• _Records for the task_:
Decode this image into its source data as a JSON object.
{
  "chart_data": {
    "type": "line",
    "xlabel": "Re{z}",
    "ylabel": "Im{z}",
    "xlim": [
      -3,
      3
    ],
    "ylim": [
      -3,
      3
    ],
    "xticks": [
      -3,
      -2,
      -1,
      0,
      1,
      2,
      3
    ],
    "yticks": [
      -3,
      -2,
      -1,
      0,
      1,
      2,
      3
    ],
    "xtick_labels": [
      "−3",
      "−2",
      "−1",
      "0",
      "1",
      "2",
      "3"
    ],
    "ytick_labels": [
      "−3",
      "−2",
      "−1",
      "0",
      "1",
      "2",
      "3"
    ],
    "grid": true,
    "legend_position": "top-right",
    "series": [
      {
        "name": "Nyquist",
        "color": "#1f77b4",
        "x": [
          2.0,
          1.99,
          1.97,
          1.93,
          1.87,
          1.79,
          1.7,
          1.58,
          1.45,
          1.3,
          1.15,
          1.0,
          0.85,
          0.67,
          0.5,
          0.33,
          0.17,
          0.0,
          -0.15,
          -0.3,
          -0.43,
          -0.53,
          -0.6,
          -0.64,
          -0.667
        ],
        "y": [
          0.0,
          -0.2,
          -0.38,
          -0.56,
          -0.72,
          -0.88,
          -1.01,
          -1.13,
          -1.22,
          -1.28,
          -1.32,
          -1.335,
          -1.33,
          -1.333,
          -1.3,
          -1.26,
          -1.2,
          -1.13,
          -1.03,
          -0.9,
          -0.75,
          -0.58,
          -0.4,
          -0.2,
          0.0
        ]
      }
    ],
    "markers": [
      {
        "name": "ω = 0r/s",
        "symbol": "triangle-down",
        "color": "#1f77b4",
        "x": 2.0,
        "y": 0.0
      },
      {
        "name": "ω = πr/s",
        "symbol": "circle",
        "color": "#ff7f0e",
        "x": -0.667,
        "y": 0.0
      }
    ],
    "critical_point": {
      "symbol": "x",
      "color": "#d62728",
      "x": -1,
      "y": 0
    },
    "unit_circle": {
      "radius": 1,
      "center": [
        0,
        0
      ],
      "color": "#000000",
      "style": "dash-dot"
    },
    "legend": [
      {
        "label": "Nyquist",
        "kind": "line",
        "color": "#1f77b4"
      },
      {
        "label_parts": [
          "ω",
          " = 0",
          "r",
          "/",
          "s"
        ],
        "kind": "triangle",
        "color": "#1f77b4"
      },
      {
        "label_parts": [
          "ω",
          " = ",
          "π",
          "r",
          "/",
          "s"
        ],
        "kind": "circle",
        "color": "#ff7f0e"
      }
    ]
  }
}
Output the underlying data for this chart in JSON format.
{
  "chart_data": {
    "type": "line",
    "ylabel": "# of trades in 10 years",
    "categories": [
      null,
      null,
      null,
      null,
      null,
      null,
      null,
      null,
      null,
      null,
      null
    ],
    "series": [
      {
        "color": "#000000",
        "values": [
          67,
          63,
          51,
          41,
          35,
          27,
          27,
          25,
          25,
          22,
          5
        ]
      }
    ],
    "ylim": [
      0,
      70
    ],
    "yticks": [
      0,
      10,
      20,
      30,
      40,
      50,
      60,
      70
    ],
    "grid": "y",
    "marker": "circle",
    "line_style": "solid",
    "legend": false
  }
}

• _Task_:
The records above should be returned exactly.

• _Exercise result_:
Decode this image into its source data as a JSON object.
{
  "chart_data": {
    "type": "line",
    "xlabel": "Re{z}",
    "ylabel": "Im{z}",
    "xlim": [
      -3,
      3
    ],
    "ylim": [
      -3,
      3
    ],
    "xticks": [
      -3,
      -2,
      -1,
      0,
      1,
      2,
      3
    ],
    "yticks": [
      -3,
      -2,
      -1,
      0,
      1,
      2,
      3
    ],
    "xtick_labels": [
      "−3",
      "−2",
      "−1",
      "0",
      "1",
      "2",
      "3"
    ],
    "ytick_labels": [
      "−3",
      "−2",
      "−1",
      "0",
      "1",
      "2",
      "3"
    ],
    "grid": true,
    "legend_position": "top-right",
    "series": [
      {
        "name": "Nyquist",
        "color": "#1f77b4",
        "x": [
          2.0,
          1.99,
          1.97,
          1.93,
          1.87,
          1.79,
          1.7,
          1.58,
          1.45,
          1.3,
          1.15,
          1.0,
          0.85,
          0.67,
          0.5,
          0.33,
          0.17,
          0.0,
          -0.15,
          -0.3,
          -0.43,
          -0.53,
          -0.6,
          -0.64,
          -0.667
        ],
        "y": [
          0.0,
          -0.2,
          -0.38,
          -0.56,
          -0.72,
          -0.88,
          -1.01,
          -1.13,
          -1.22,
          -1.28,
          -1.32,
          -1.335,
          -1.33,
          -1.333,
          -1.3,
          -1.26,
          -1.2,
          -1.13,
          -1.03,
          -0.9,
          -0.75,
          -0.58,
          -0.4,
          -0.2,
          0.0
        ]
      }
    ],
    "markers": [
      {
        "name": "ω = 0r/s",
        "symbol": "triangle-down",
        "color": "#1f77b4",
        "x": 2.0,
        "y": 0.0
      },
      {
        "name": "ω = πr/s",
        "symbol": "circle",
        "color": "#ff7f0e",
        "x": -0.667,
        "y": 0.0
      }
    ],
    "critical_point": {
      "symbol": "x",
      "color": "#d62728",
      "x": -1,
      "y": 0
    },
    "unit_circle": {
      "radius": 1,
      "center": [
        0,
        0
      ],
      "color": "#000000",
      "style": "dash-dot"
    },
    "legend": [
      {
        "label": "Nyquist",
        "kind": "line",
        "color": "#1f77b4"
      },
      {
        "label_parts": [
          "ω",
          " = 0",
          "r",
          "/",
          "s"
        ],
        "kind": "triangle",
        "color": "#1f77b4"
      },
      {
        "label_parts": [
          "ω",
          " = ",
          "π",
          "r",
          "/",
          "s"
        ],
        "kind": "circle",
        "color": "#ff7f0e"
      }
    ]
  }
}
Output the underlying data for this chart in JSON format.
{
  "chart_data": {
    "type": "line",
    "ylabel": "# of trades in 10 years",
    "categories": [
      null,
      null,
      null,
      null,
      null,
      null,
      null,
      null,
      null,
      null,
      null
    ],
    "series": [
      {
        "color": "#000000",
        "values": [
          67,
          63,
          51,
          41,
          35,
          27,
          27,
          25,
          25,
          22,
          5
        ]
      }
    ],
    "ylim": [
      0,
      70
    ],
    "yticks": [
      0,
      10,
      20,
      30,
      40,
      50,
      60,
      70
    ],
    "grid": "y",
    "marker": "circle",
    "line_style": "solid",
    "legend": false
  }
}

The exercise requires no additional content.